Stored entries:
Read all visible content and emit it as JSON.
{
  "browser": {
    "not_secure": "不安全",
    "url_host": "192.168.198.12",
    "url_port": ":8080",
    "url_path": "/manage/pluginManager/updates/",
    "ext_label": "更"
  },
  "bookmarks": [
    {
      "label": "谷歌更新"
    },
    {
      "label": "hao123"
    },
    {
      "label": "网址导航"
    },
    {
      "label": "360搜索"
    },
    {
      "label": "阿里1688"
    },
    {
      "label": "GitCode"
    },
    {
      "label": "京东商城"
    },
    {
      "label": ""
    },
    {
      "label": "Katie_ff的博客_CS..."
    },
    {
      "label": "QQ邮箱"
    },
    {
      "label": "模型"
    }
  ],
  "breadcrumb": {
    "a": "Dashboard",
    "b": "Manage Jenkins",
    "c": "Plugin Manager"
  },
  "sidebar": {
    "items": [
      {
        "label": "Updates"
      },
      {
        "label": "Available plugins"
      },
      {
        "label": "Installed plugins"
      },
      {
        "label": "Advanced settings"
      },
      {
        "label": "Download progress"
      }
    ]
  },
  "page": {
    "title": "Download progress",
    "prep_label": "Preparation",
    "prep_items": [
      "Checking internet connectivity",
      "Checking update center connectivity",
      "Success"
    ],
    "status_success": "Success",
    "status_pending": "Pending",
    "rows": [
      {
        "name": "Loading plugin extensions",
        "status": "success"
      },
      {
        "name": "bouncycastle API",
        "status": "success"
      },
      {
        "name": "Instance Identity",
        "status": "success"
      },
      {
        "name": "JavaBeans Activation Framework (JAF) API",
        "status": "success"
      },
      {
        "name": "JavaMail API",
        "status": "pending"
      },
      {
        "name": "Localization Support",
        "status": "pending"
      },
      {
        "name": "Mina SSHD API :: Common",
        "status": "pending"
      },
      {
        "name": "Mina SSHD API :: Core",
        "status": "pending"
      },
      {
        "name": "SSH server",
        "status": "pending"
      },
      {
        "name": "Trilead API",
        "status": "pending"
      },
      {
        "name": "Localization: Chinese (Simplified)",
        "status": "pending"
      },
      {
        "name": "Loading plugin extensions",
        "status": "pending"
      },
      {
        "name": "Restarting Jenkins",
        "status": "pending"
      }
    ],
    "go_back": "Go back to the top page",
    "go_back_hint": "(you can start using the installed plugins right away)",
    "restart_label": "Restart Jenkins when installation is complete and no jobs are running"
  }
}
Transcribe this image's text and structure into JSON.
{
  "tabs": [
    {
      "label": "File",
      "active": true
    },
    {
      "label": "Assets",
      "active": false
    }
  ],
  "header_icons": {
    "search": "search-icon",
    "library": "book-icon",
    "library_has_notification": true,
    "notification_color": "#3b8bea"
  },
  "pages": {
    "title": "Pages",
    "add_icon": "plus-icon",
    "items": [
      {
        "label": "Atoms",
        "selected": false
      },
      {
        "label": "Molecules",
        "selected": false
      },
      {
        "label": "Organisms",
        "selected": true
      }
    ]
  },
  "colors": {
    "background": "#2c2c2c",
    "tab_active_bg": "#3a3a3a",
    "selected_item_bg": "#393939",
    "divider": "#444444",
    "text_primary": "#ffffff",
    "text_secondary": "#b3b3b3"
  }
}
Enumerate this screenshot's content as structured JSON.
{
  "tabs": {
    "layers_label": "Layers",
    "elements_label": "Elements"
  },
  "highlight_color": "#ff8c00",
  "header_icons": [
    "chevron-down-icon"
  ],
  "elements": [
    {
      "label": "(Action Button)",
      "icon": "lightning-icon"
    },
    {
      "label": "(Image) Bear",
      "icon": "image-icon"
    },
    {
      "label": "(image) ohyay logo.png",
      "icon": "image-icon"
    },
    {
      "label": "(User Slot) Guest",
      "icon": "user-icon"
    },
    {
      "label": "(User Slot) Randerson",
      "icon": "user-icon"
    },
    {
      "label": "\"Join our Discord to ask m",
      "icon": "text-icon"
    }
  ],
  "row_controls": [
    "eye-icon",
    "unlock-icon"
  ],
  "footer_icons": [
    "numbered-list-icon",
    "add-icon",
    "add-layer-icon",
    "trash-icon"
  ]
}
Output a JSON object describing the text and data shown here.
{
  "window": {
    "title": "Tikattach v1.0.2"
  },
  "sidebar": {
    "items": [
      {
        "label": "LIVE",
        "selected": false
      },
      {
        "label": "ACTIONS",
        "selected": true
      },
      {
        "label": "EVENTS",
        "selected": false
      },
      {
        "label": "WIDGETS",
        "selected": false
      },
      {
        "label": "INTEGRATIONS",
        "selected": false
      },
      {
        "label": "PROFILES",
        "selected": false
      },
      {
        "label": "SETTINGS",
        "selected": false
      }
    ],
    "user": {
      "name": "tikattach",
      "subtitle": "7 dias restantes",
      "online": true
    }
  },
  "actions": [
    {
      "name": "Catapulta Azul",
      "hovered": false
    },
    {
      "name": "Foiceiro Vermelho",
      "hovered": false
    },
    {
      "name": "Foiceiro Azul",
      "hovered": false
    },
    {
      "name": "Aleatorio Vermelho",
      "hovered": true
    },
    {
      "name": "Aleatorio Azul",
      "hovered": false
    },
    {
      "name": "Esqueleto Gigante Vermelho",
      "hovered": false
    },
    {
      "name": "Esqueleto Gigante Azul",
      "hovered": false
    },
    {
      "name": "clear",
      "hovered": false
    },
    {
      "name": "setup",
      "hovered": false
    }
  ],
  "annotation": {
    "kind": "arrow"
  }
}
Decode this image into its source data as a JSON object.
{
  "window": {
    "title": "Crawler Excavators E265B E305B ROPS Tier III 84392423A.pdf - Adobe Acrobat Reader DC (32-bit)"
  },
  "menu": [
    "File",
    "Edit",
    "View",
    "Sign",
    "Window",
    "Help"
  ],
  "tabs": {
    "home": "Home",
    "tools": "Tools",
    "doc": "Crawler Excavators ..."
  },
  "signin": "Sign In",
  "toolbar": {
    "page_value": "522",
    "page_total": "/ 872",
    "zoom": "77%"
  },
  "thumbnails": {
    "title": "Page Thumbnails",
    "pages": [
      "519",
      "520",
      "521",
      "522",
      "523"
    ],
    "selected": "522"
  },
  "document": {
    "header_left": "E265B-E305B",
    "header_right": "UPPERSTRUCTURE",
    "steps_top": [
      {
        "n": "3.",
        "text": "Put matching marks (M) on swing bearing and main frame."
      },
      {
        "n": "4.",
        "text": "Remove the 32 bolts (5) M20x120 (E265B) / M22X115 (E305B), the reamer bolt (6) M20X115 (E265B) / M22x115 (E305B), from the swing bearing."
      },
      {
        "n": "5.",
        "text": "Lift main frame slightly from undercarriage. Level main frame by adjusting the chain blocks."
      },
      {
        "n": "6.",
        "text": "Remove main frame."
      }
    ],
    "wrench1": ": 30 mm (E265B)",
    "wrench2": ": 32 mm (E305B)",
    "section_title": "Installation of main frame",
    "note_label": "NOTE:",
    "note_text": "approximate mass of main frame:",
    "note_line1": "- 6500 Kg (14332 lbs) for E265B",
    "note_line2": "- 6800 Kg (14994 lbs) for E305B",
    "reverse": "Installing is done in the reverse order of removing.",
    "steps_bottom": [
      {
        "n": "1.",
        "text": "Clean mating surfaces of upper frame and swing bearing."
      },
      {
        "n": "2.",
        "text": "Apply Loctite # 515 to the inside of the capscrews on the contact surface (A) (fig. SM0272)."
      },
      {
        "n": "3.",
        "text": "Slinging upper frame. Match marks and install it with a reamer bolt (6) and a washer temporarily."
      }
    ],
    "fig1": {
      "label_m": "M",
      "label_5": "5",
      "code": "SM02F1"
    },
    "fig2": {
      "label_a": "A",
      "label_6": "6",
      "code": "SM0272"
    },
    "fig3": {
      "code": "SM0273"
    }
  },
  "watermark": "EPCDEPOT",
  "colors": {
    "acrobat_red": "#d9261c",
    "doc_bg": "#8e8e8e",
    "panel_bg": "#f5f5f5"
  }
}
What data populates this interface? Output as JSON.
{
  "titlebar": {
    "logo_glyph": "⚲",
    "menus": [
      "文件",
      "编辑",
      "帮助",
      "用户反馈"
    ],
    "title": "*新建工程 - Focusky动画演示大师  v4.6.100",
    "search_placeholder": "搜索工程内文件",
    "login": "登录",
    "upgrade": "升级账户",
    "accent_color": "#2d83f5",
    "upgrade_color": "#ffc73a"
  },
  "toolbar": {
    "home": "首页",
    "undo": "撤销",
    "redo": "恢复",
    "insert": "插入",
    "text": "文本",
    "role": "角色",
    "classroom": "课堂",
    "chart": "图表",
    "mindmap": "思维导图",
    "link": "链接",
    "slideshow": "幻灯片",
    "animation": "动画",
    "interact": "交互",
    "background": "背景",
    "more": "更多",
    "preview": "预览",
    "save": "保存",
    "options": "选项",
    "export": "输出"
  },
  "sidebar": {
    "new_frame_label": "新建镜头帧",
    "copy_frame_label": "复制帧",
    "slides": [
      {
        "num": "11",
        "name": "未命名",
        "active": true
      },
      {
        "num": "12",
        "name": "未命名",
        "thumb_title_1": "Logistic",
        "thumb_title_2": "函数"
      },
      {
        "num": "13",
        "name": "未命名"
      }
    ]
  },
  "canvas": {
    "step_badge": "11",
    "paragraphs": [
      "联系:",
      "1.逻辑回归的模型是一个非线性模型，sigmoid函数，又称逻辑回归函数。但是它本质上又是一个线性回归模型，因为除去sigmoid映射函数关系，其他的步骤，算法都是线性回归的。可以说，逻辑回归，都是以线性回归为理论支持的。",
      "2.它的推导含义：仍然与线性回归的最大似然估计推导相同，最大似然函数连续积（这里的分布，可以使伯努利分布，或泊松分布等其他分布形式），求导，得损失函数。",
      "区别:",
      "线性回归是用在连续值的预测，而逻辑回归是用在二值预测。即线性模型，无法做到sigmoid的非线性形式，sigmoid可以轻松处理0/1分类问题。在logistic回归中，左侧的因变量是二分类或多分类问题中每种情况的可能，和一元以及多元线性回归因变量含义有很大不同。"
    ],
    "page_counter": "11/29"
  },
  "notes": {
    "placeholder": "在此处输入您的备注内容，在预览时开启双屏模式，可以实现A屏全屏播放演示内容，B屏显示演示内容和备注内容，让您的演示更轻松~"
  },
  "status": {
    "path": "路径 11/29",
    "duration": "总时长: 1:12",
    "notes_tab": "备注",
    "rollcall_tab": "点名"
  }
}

## INSTRUCTIONS TO FOLLOW
Reproduce each line of the entries in which the word "SSHD" is found.

## SOLUTION
        "name": "Mina SSHD API :: Common",
        "name": "Mina SSHD API :: Core",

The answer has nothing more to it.